>> BEGIN Supplied material
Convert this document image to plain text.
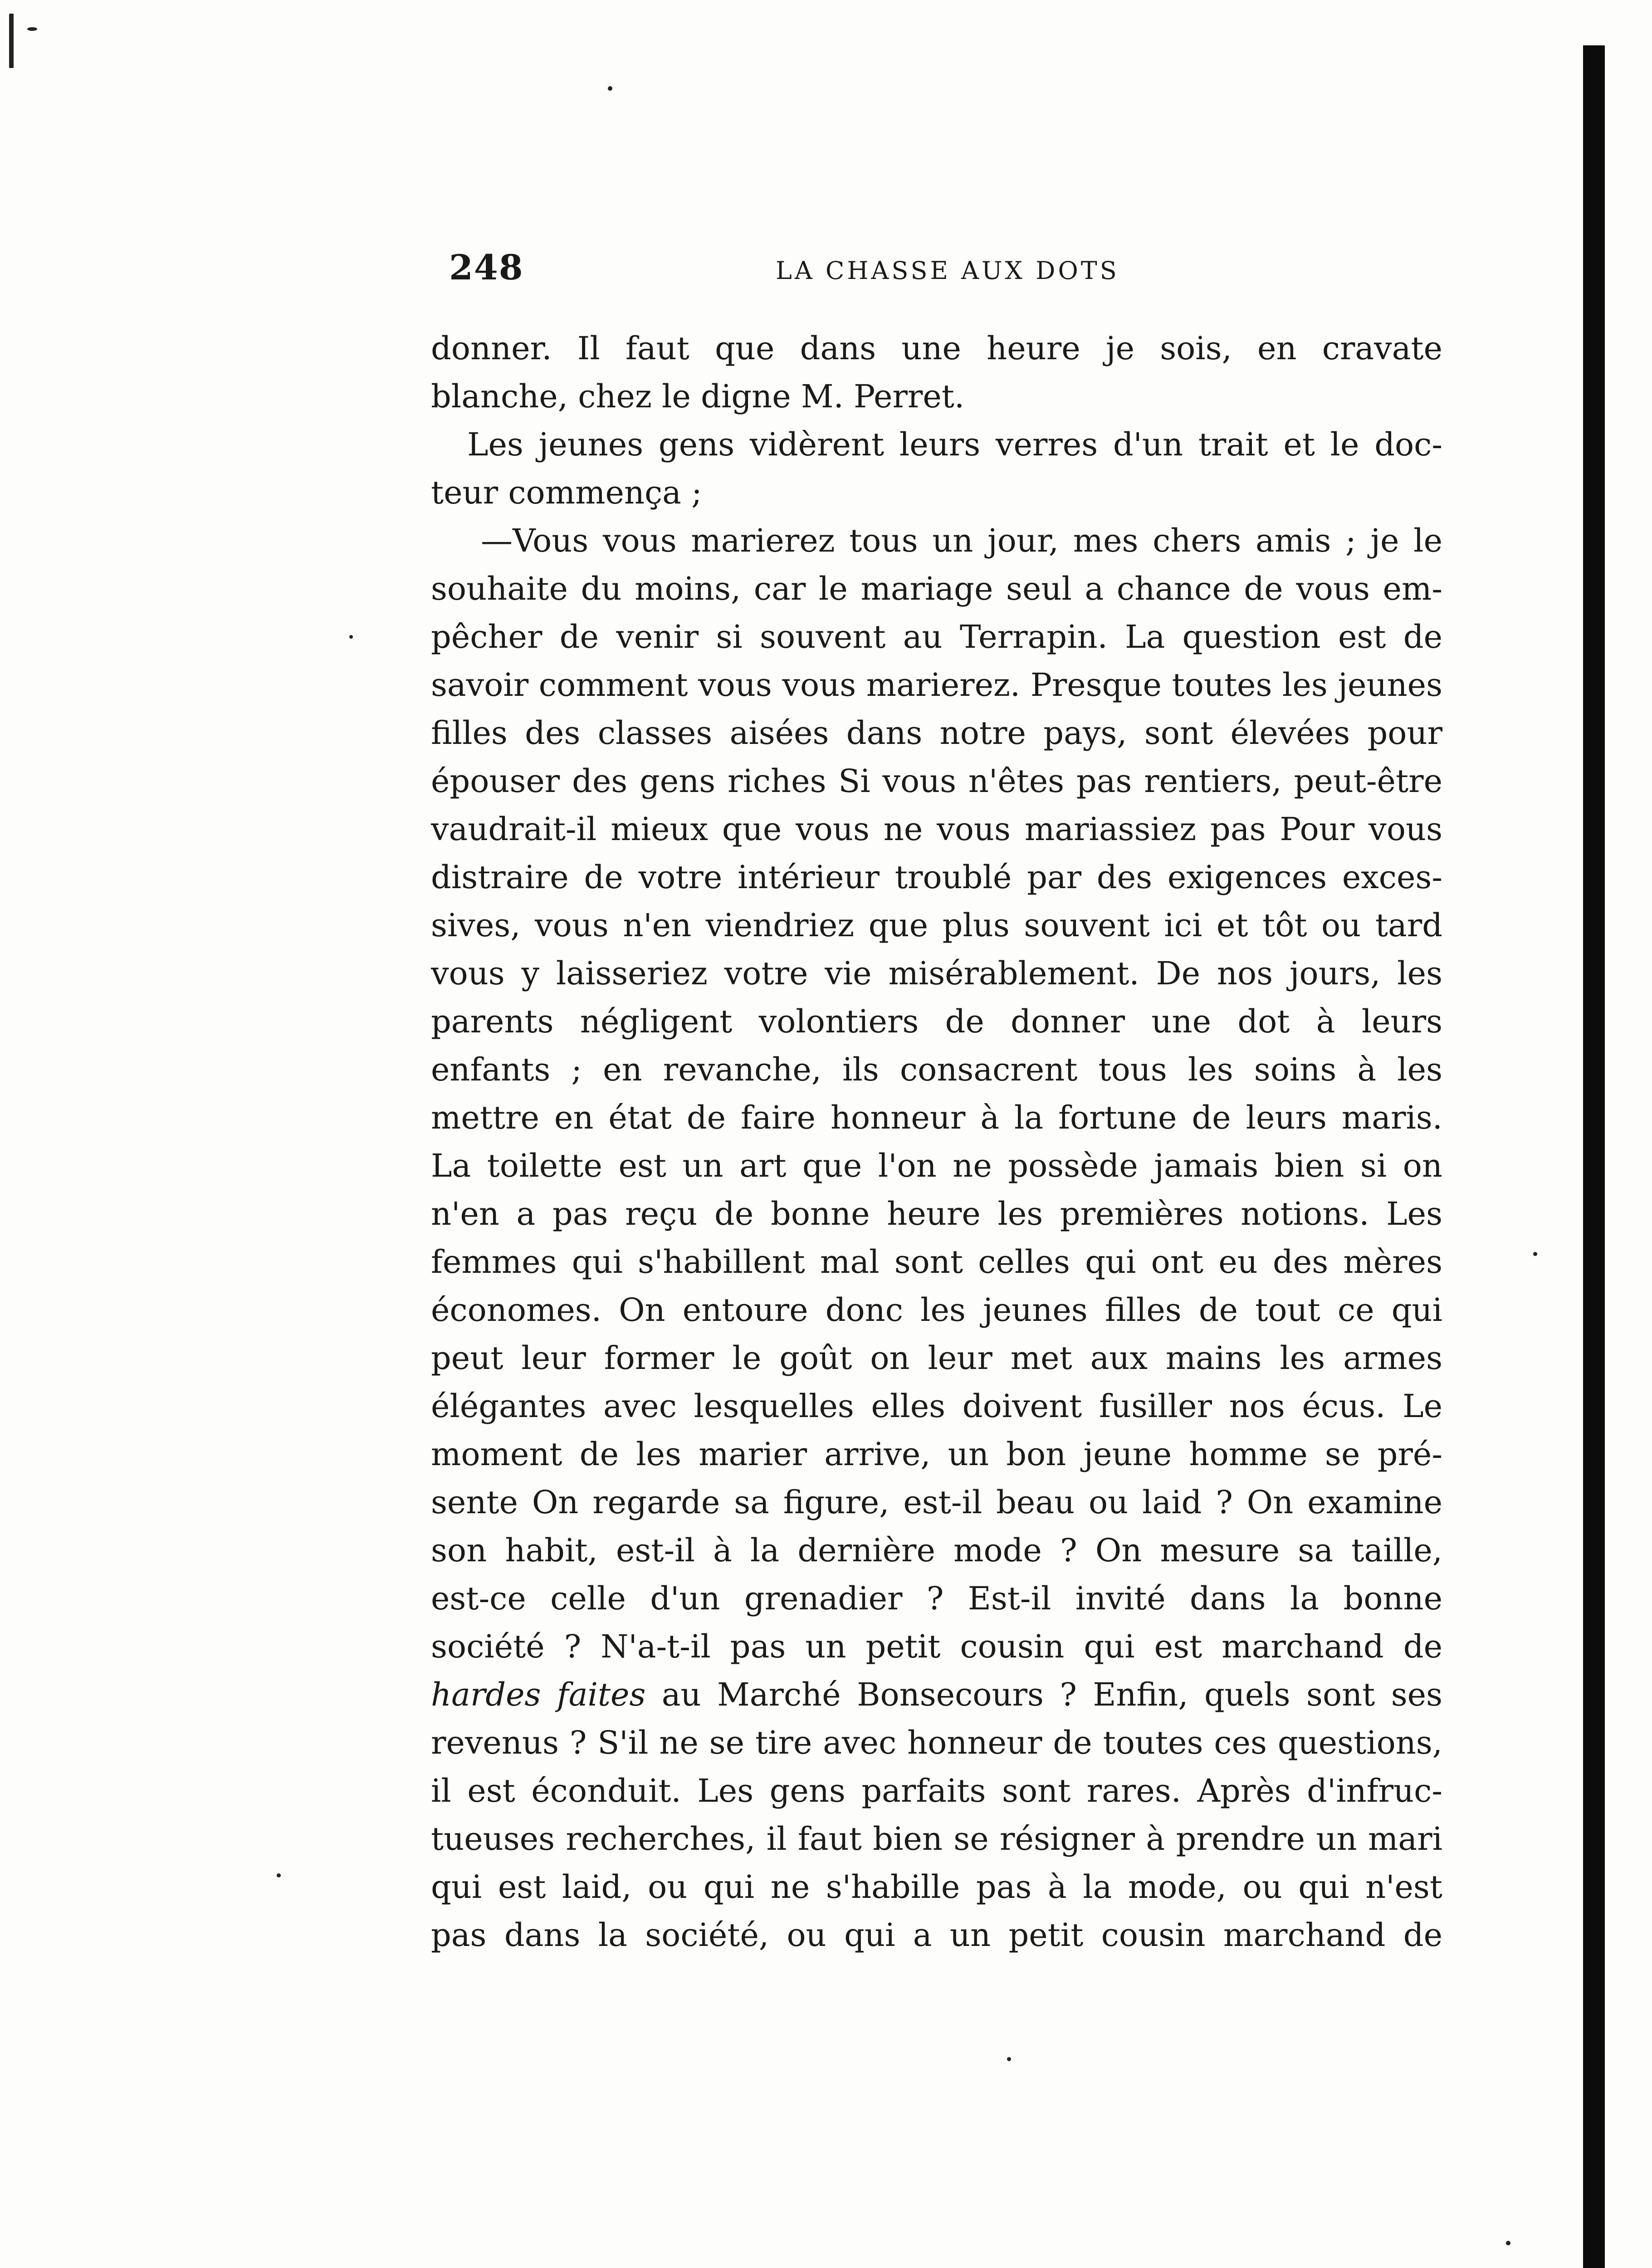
248	LA CHASSE AUX DOTS
donner. Il faut que dans une heure je sois, en cravate
blanche, chez le digne M. Perret.
Les jeunes gens vidèrent leurs verres d'un trait et le doc-
teur commença ;
—Vous vous marierez tous un jour, mes chers amis ; je le
souhaite du moins, car le mariage seul a chance de vous em-
pêcher de venir si souvent au Terrapin. La question est de
savoir comment vous vous marierez. Presque toutes les jeunes
filles des classes aisées dans notre pays, sont élevées pour
épouser des gens riches Si vous n'êtes pas rentiers, peut-être
vaudrait-il mieux que vous ne vous mariassiez pas Pour vous
distraire de votre intérieur troublé par des exigences exces-
sives, vous n'en viendriez que plus souvent ici et tôt ou tard
vous y laisseriez votre vie misérablement. De nos jours, les
parents négligent volontiers de donner une dot à leurs
enfants ; en revanche, ils consacrent tous les soins à les
mettre en état de faire honneur à la fortune de leurs maris.
La toilette est un art que l'on ne possède jamais bien si on
n'en a pas reçu de bonne heure les premières notions. Les
femmes qui s'habillent mal sont celles qui ont eu des mères
économes. On entoure donc les jeunes filles de tout ce qui
peut leur former le goût on leur met aux mains les armes
élégantes avec lesquelles elles doivent fusiller nos écus. Le
moment de les marier arrive, un bon jeune homme se pré-
sente On regarde sa figure, est-il beau ou laid ? On examine
son habit, est-il à la dernière mode ? On mesure sa taille,
est-ce celle d'un grenadier ? Est-il invité dans la bonne
société ? N'a-t-il pas un petit cousin qui est marchand de
hardes faites au Marché Bonsecours ? Enfin, quels sont ses
revenus ? S'il ne se tire avec honneur de toutes ces questions,
il est éconduit. Les gens parfaits sont rares. Après d'infruc-
tueuses recherches, il faut bien se résigner à prendre un mari
qui est laid, ou qui ne s'habille pas à la mode, ou qui n'est
pas dans la société, ou qui a un petit cousin marchand de
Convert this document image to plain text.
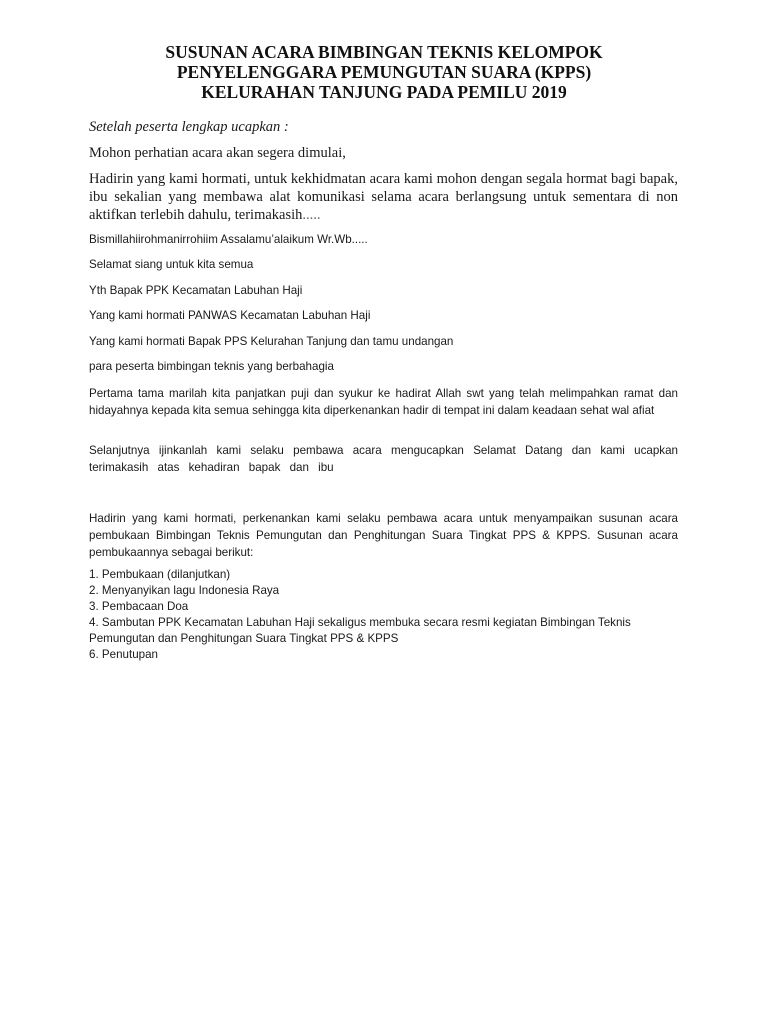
SUSUNAN ACARA BIMBINGAN TEKNIS KELOMPOK
PENYELENGGARA PEMUNGUTAN SUARA (KPPS)
KELURAHAN TANJUNG PADA PEMILU 2019
Setelah peserta lengkap ucapkan :
Mohon perhatian acara akan segera dimulai,
Hadirin yang kami hormati, untuk kekhidmatan acara kami mohon dengan segala hormat bagi bapak, ibu sekalian yang membawa alat komunikasi selama acara berlangsung untuk sementara di non aktifkan terlebih dahulu, terimakasih.....
Bismillahiirohmanirrohiim Assalamu’alaikum Wr.Wb.....
Selamat siang untuk kita semua
Yth Bapak PPK Kecamatan Labuhan Haji
Yang kami hormati PANWAS Kecamatan Labuhan Haji
Yang kami hormati Bapak PPS Kelurahan Tanjung dan tamu undangan
para peserta bimbingan teknis yang berbahagia
Pertama tama marilah kita panjatkan puji dan syukur ke hadirat Allah swt yang telah melimpahkan ramat dan hidayahnya kepada kita semua sehingga kita diperkenankan hadir di tempat ini dalam keadaan sehat wal afiat
Selanjutnya ijinkanlah kami selaku pembawa acara mengucapkan Selamat Datang dan kami ucapkan terimakasih atas kehadiran bapak dan ibu
Hadirin yang kami hormati, perkenankan kami selaku pembawa acara untuk menyampaikan susunan acara pembukaan Bimbingan Teknis Pemungutan dan Penghitungan Suara Tingkat PPS & KPPS. Susunan acara pembukaannya sebagai berikut:
1. Pembukaan (dilanjutkan)
2. Menyanyikan lagu Indonesia Raya
3. Pembacaan Doa
4. Sambutan PPK Kecamatan Labuhan Haji sekaligus membuka secara resmi kegiatan Bimbingan Teknis Pemungutan dan Penghitungan Suara Tingkat PPS & KPPS
6. Penutupan
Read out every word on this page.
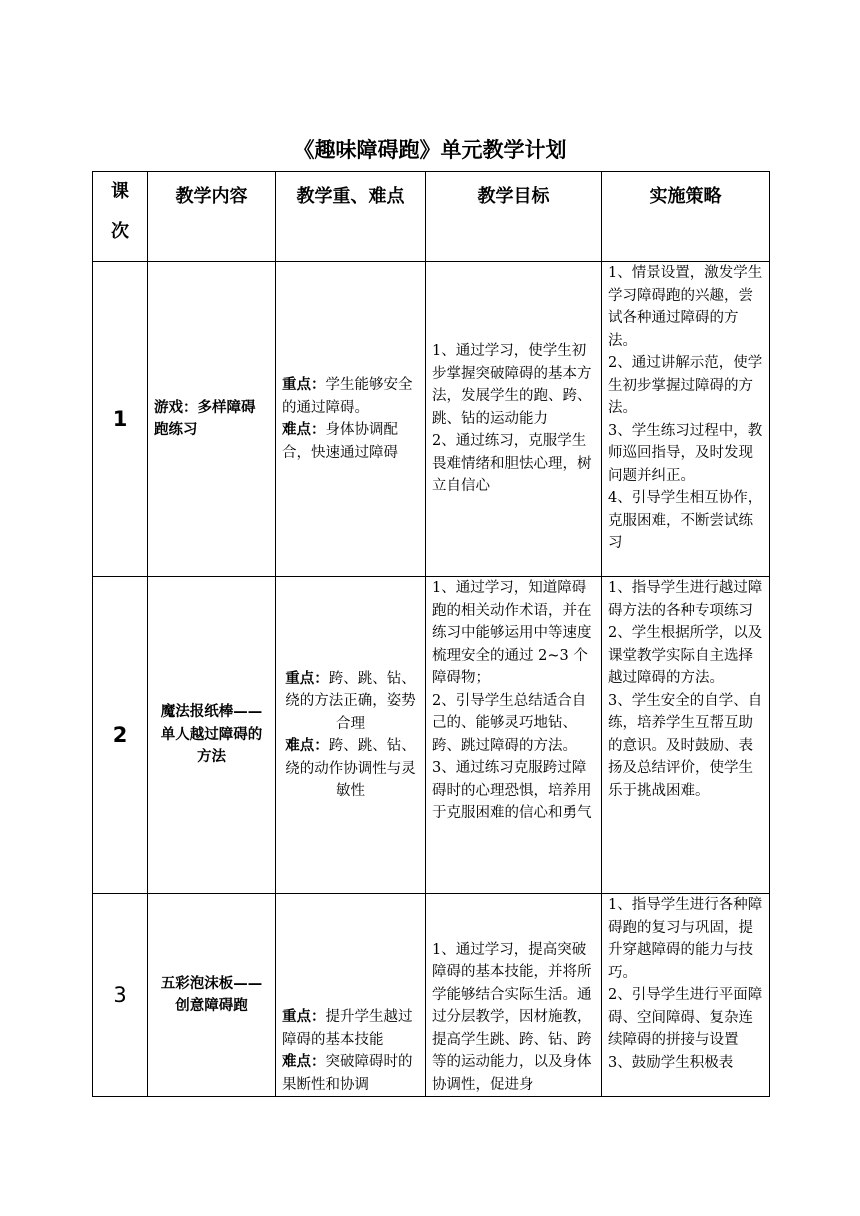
《趣味障碍跑》单元教学计划
课
次	教学内容	教学重、难点	教学目标	实施策略
1	游戏：多样障碍跑练习	重点：学生能够安全的通过障碍。
难点：身体协调配合，快速通过障碍	1、通过学习，使学生初步掌握突破障碍的基本方法，发展学生的跑、跨、跳、钻的运动能力
2、通过练习，克服学生畏难情绪和胆怯心理，树立自信心	1、情景设置，激发学生学习障碍跑的兴趣，尝试各种通过障碍的方法。
2、通过讲解示范，使学生初步掌握过障碍的方法。
3、学生练习过程中，教师巡回指导，及时发现问题并纠正。
4、引导学生相互协作，克服困难，不断尝试练习

2	魔法报纸棒——单人越过障碍的方法	重点：跨、跳、钻、绕的方法正确，姿势合理
难点：跨、跳、钻、绕的动作协调性与灵敏性	1、通过学习，知道障碍跑的相关动作术语，并在练习中能够运用中等速度梳理安全的通过 2~3 个障碍物；
2、引导学生总结适合自己的、能够灵巧地钻、跨、跳过障碍的方法。
3、通过练习克服跨过障碍时的心理恐惧，培养用于克服困难的信心和勇气	1、指导学生进行越过障碍方法的各种专项练习
2、学生根据所学，以及课堂教学实际自主选择越过障碍的方法。
3、学生安全的自学、自练，培养学生互帮互助的意识。及时鼓励、表扬及总结评价，使学生乐于挑战困难。

3	五彩泡沫板——创意障碍跑	重点：提升学生越过障碍的基本技能
难点：突破障碍时的果断性和协调	1、通过学习，提高突破障碍的基本技能，并将所学能够结合实际生活。通过分层教学，因材施教，提高学生跳、跨、钻、跨等的运动能力，以及身体协调性，促进身	1、指导学生进行各种障碍跑的复习与巩固，提升穿越障碍的能力与技巧。
2、引导学生进行平面障碍、空间障碍、复杂连续障碍的拼接与设置
3、鼓励学生积极表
>> END Supplied material
Request — All lines holding the word "cousin" should be picked out and copied.

Task answer —
société ? N'a-t-il pas un petit cousin qui est marchand de
pas dans la société, ou qui a un petit cousin marchand de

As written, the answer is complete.